* _PROBLEM DESCRIPTION_
Your task is to repeat the entries exactly. Leave the pictures out.

* _SUPPLIED MATERIAL_
— begin —

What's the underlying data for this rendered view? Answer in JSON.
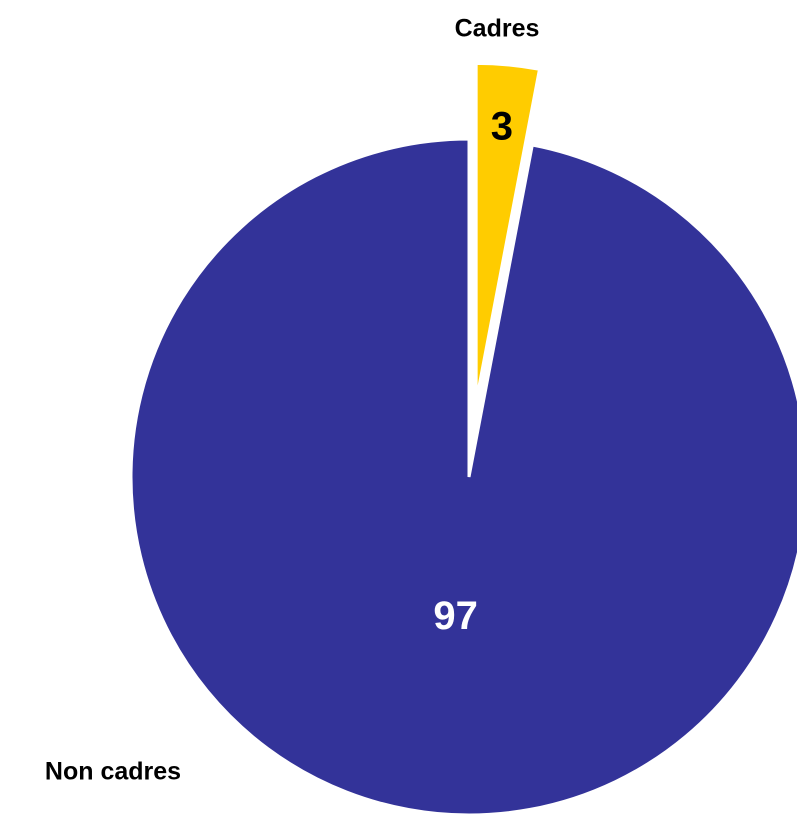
{
  "chart_data": {
    "type": "pie",
    "categories": [
      "Cadres",
      "Non cadres"
    ],
    "values": [
      3,
      97
    ],
    "colors": [
      "#ffcc00",
      "#333399"
    ],
    "value_label_colors": [
      "#000000",
      "#ffffff"
    ]
  }
}
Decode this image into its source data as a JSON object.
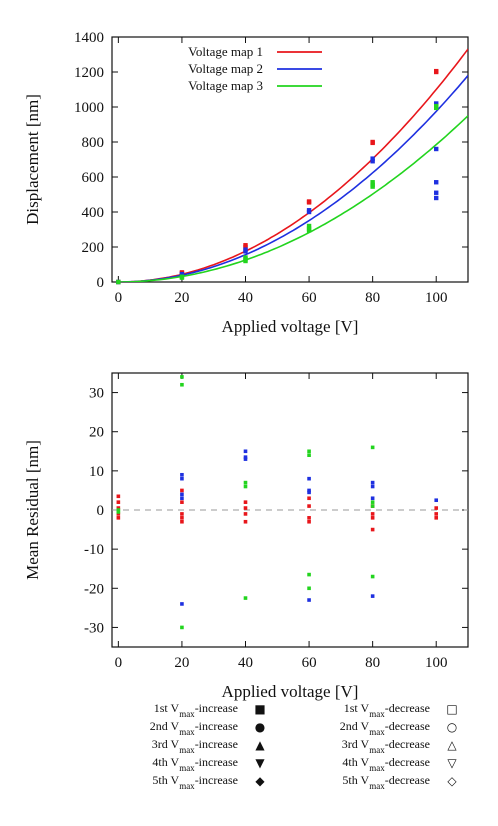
{
  "colors": {
    "map1": "#e8161b",
    "map2": "#1e30e0",
    "map3": "#22d41e",
    "zero": "#999999"
  },
  "chart_data": [
    {
      "type": "scatter",
      "xlabel": "Applied voltage [V]",
      "ylabel": "Displacement [nm]",
      "xlim": [
        -2,
        110
      ],
      "ylim": [
        0,
        1400
      ],
      "xticks": [
        0,
        20,
        40,
        60,
        80,
        100
      ],
      "yticks": [
        0,
        200,
        400,
        600,
        800,
        1000,
        1200,
        1400
      ],
      "legend_position": "top-left",
      "series": [
        {
          "name": "Voltage map 1",
          "color_key": "map1",
          "fit_coeff": 0.11,
          "points": [
            [
              0,
              0
            ],
            [
              20,
              55
            ],
            [
              20,
              50
            ],
            [
              40,
              210
            ],
            [
              40,
              200
            ],
            [
              60,
              460
            ],
            [
              60,
              455
            ],
            [
              80,
              800
            ],
            [
              80,
              795
            ],
            [
              100,
              1205
            ],
            [
              100,
              1200
            ]
          ]
        },
        {
          "name": "Voltage map 2",
          "color_key": "map2",
          "fit_coeff": 0.0975,
          "points": [
            [
              0,
              0
            ],
            [
              20,
              45
            ],
            [
              20,
              40
            ],
            [
              40,
              185
            ],
            [
              40,
              175
            ],
            [
              60,
              410
            ],
            [
              60,
              400
            ],
            [
              80,
              705
            ],
            [
              80,
              690
            ],
            [
              100,
              1020
            ],
            [
              100,
              1010
            ],
            [
              100,
              760
            ],
            [
              100,
              570
            ],
            [
              100,
              510
            ],
            [
              100,
              480
            ]
          ]
        },
        {
          "name": "Voltage map 3",
          "color_key": "map3",
          "fit_coeff": 0.0785,
          "points": [
            [
              0,
              0
            ],
            [
              20,
              30
            ],
            [
              20,
              25
            ],
            [
              40,
              140
            ],
            [
              40,
              130
            ],
            [
              40,
              120
            ],
            [
              60,
              320
            ],
            [
              60,
              305
            ],
            [
              60,
              295
            ],
            [
              80,
              570
            ],
            [
              80,
              555
            ],
            [
              80,
              545
            ],
            [
              100,
              1005
            ],
            [
              100,
              995
            ]
          ]
        }
      ]
    },
    {
      "type": "scatter",
      "xlabel": "Applied voltage [V]",
      "ylabel": "Mean Residual [nm]",
      "xlim": [
        -2,
        110
      ],
      "ylim": [
        -35,
        35
      ],
      "xticks": [
        0,
        20,
        40,
        60,
        80,
        100
      ],
      "yticks": [
        -30,
        -20,
        -10,
        0,
        10,
        20,
        30
      ],
      "reference_line": 0,
      "series": [
        {
          "color_key": "map1",
          "points": [
            [
              0,
              3.5
            ],
            [
              0,
              2
            ],
            [
              0,
              0.5
            ],
            [
              0,
              -1
            ],
            [
              0,
              -2
            ],
            [
              20,
              5
            ],
            [
              20,
              2
            ],
            [
              20,
              -1
            ],
            [
              20,
              -2
            ],
            [
              20,
              -3
            ],
            [
              40,
              2
            ],
            [
              40,
              0.5
            ],
            [
              40,
              -1
            ],
            [
              40,
              -3
            ],
            [
              60,
              3
            ],
            [
              60,
              1
            ],
            [
              60,
              -2
            ],
            [
              60,
              -3
            ],
            [
              80,
              1
            ],
            [
              80,
              -1
            ],
            [
              80,
              -2
            ],
            [
              80,
              -5
            ],
            [
              100,
              0.5
            ],
            [
              100,
              -1
            ],
            [
              100,
              -2
            ]
          ]
        },
        {
          "color_key": "map2",
          "points": [
            [
              20,
              9
            ],
            [
              20,
              8
            ],
            [
              20,
              4
            ],
            [
              20,
              3
            ],
            [
              20,
              -24
            ],
            [
              40,
              15
            ],
            [
              40,
              13.5
            ],
            [
              40,
              13
            ],
            [
              60,
              8
            ],
            [
              60,
              5
            ],
            [
              60,
              4.5
            ],
            [
              60,
              -23
            ],
            [
              80,
              7
            ],
            [
              80,
              6
            ],
            [
              80,
              3
            ],
            [
              80,
              -22
            ],
            [
              100,
              2.5
            ]
          ]
        },
        {
          "color_key": "map3",
          "points": [
            [
              0,
              0
            ],
            [
              0,
              -0.5
            ],
            [
              20,
              34
            ],
            [
              20,
              32
            ],
            [
              20,
              -30
            ],
            [
              40,
              7
            ],
            [
              40,
              6
            ],
            [
              40,
              -22.5
            ],
            [
              60,
              15
            ],
            [
              60,
              14
            ],
            [
              60,
              -16.5
            ],
            [
              60,
              -20
            ],
            [
              80,
              16
            ],
            [
              80,
              2
            ],
            [
              80,
              1
            ],
            [
              80,
              -17
            ]
          ]
        }
      ]
    }
  ],
  "marker_legend": {
    "left": [
      {
        "ord": "1st",
        "sym": "■"
      },
      {
        "ord": "2nd",
        "sym": "●"
      },
      {
        "ord": "3rd",
        "sym": "▲"
      },
      {
        "ord": "4th",
        "sym": "▼"
      },
      {
        "ord": "5th",
        "sym": "◆"
      }
    ],
    "right": [
      {
        "ord": "1st",
        "sym": "□"
      },
      {
        "ord": "2nd",
        "sym": "○"
      },
      {
        "ord": "3rd",
        "sym": "△"
      },
      {
        "ord": "4th",
        "sym": "▽"
      },
      {
        "ord": "5th",
        "sym": "◇"
      }
    ],
    "v": "V",
    "sub": "max",
    "increase": "-increase",
    "decrease": "-decrease"
  }
}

— end —

* _REPLY TO THE TASK_
What's the underlying data for this rendered view? Answer in JSON.
{
  "chart_data": {
    "type": "pie",
    "categories": [
      "Cadres",
      "Non cadres"
    ],
    "values": [
      3,
      97
    ],
    "colors": [
      "#ffcc00",
      "#333399"
    ],
    "value_label_colors": [
      "#000000",
      "#ffffff"
    ]
  }
}
Decode this image into its source data as a JSON object.
{
  "colors": {
    "map1": "#e8161b",
    "map2": "#1e30e0",
    "map3": "#22d41e",
    "zero": "#999999"
  },
  "chart_data": [
    {
      "type": "scatter",
      "xlabel": "Applied voltage [V]",
      "ylabel": "Displacement [nm]",
      "xlim": [
        -2,
        110
      ],
      "ylim": [
        0,
        1400
      ],
      "xticks": [
        0,
        20,
        40,
        60,
        80,
        100
      ],
      "yticks": [
        0,
        200,
        400,
        600,
        800,
        1000,
        1200,
        1400
      ],
      "legend_position": "top-left",
      "series": [
        {
          "name": "Voltage map 1",
          "color_key": "map1",
          "fit_coeff": 0.11,
          "points": [
            [
              0,
              0
            ],
            [
              20,
              55
            ],
            [
              20,
              50
            ],
            [
              40,
              210
            ],
            [
              40,
              200
            ],
            [
              60,
              460
            ],
            [
              60,
              455
            ],
            [
              80,
              800
            ],
            [
              80,
              795
            ],
            [
              100,
              1205
            ],
            [
              100,
              1200
            ]
          ]
        },
        {
          "name": "Voltage map 2",
          "color_key": "map2",
          "fit_coeff": 0.0975,
          "points": [
            [
              0,
              0
            ],
            [
              20,
              45
            ],
            [
              20,
              40
            ],
            [
              40,
              185
            ],
            [
              40,
              175
            ],
            [
              60,
              410
            ],
            [
              60,
              400
            ],
            [
              80,
              705
            ],
            [
              80,
              690
            ],
            [
              100,
              1020
            ],
            [
              100,
              1010
            ],
            [
              100,
              760
            ],
            [
              100,
              570
            ],
            [
              100,
              510
            ],
            [
              100,
              480
            ]
          ]
        },
        {
          "name": "Voltage map 3",
          "color_key": "map3",
          "fit_coeff": 0.0785,
          "points": [
            [
              0,
              0
            ],
            [
              20,
              30
            ],
            [
              20,
              25
            ],
            [
              40,
              140
            ],
            [
              40,
              130
            ],
            [
              40,
              120
            ],
            [
              60,
              320
            ],
            [
              60,
              305
            ],
            [
              60,
              295
            ],
            [
              80,
              570
            ],
            [
              80,
              555
            ],
            [
              80,
              545
            ],
            [
              100,
              1005
            ],
            [
              100,
              995
            ]
          ]
        }
      ]
    },
    {
      "type": "scatter",
      "xlabel": "Applied voltage [V]",
      "ylabel": "Mean Residual [nm]",
      "xlim": [
        -2,
        110
      ],
      "ylim": [
        -35,
        35
      ],
      "xticks": [
        0,
        20,
        40,
        60,
        80,
        100
      ],
      "yticks": [
        -30,
        -20,
        -10,
        0,
        10,
        20,
        30
      ],
      "reference_line": 0,
      "series": [
        {
          "color_key": "map1",
          "points": [
            [
              0,
              3.5
            ],
            [
              0,
              2
            ],
            [
              0,
              0.5
            ],
            [
              0,
              -1
            ],
            [
              0,
              -2
            ],
            [
              20,
              5
            ],
            [
              20,
              2
            ],
            [
              20,
              -1
            ],
            [
              20,
              -2
            ],
            [
              20,
              -3
            ],
            [
              40,
              2
            ],
            [
              40,
              0.5
            ],
            [
              40,
              -1
            ],
            [
              40,
              -3
            ],
            [
              60,
              3
            ],
            [
              60,
              1
            ],
            [
              60,
              -2
            ],
            [
              60,
              -3
            ],
            [
              80,
              1
            ],
            [
              80,
              -1
            ],
            [
              80,
              -2
            ],
            [
              80,
              -5
            ],
            [
              100,
              0.5
            ],
            [
              100,
              -1
            ],
            [
              100,
              -2
            ]
          ]
        },
        {
          "color_key": "map2",
          "points": [
            [
              20,
              9
            ],
            [
              20,
              8
            ],
            [
              20,
              4
            ],
            [
              20,
              3
            ],
            [
              20,
              -24
            ],
            [
              40,
              15
            ],
            [
              40,
              13.5
            ],
            [
              40,
              13
            ],
            [
              60,
              8
            ],
            [
              60,
              5
            ],
            [
              60,
              4.5
            ],
            [
              60,
              -23
            ],
            [
              80,
              7
            ],
            [
              80,
              6
            ],
            [
              80,
              3
            ],
            [
              80,
              -22
            ],
            [
              100,
              2.5
            ]
          ]
        },
        {
          "color_key": "map3",
          "points": [
            [
              0,
              0
            ],
            [
              0,
              -0.5
            ],
            [
              20,
              34
            ],
            [
              20,
              32
            ],
            [
              20,
              -30
            ],
            [
              40,
              7
            ],
            [
              40,
              6
            ],
            [
              40,
              -22.5
            ],
            [
              60,
              15
            ],
            [
              60,
              14
            ],
            [
              60,
              -16.5
            ],
            [
              60,
              -20
            ],
            [
              80,
              16
            ],
            [
              80,
              2
            ],
            [
              80,
              1
            ],
            [
              80,
              -17
            ]
          ]
        }
      ]
    }
  ],
  "marker_legend": {
    "left": [
      {
        "ord": "1st",
        "sym": "■"
      },
      {
        "ord": "2nd",
        "sym": "●"
      },
      {
        "ord": "3rd",
        "sym": "▲"
      },
      {
        "ord": "4th",
        "sym": "▼"
      },
      {
        "ord": "5th",
        "sym": "◆"
      }
    ],
    "right": [
      {
        "ord": "1st",
        "sym": "□"
      },
      {
        "ord": "2nd",
        "sym": "○"
      },
      {
        "ord": "3rd",
        "sym": "△"
      },
      {
        "ord": "4th",
        "sym": "▽"
      },
      {
        "ord": "5th",
        "sym": "◇"
      }
    ],
    "v": "V",
    "sub": "max",
    "increase": "-increase",
    "decrease": "-decrease"
  }
}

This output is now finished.